___ SUPPLIED INFORMATION ___

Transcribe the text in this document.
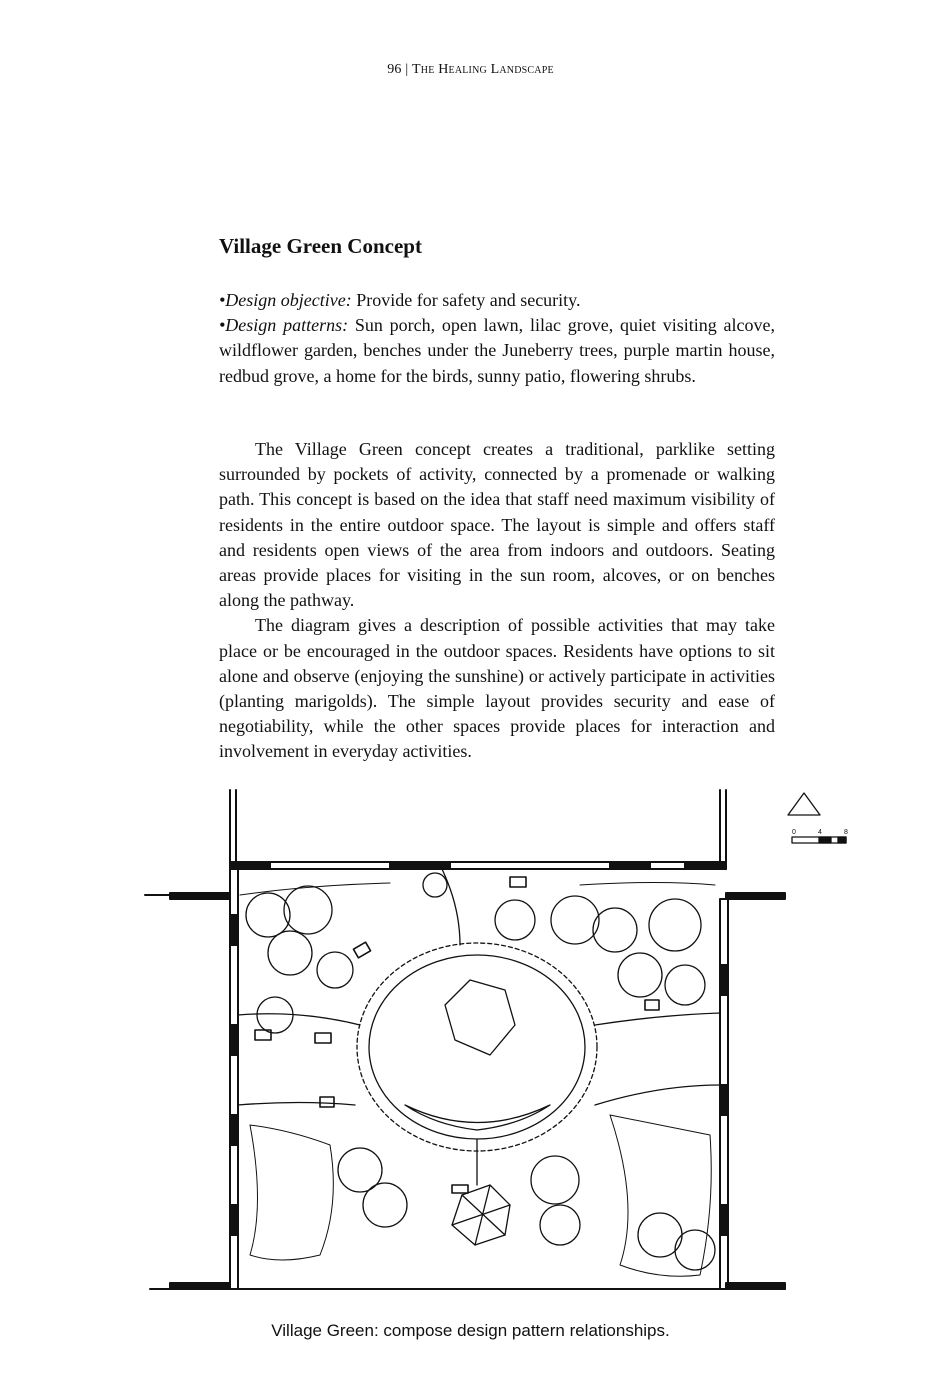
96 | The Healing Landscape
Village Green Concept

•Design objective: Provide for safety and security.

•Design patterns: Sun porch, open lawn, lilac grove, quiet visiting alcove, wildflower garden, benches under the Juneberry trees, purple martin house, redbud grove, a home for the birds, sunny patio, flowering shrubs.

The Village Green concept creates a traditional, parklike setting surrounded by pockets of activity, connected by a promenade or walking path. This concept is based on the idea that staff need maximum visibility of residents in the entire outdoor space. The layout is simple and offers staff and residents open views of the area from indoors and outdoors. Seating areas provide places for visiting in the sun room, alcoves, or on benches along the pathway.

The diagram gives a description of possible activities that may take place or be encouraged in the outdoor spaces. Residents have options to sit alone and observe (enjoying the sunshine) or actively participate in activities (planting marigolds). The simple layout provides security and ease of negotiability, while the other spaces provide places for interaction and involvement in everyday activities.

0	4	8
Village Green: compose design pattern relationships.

___

[STATED EXERCISE]
Return all lines with the word "security" in them.

[FINAL RESULT]
•Design objective: Provide for safety and security.
The diagram gives a description of possible activities that may take place or be encouraged in the outdoor spaces. Residents have options to sit alone and observe (enjoying the sunshine) or actively participate in activities (planting marigolds). The simple layout provides security and ease of negotiability, while the other spaces provide places for interaction and involvement in everyday activities.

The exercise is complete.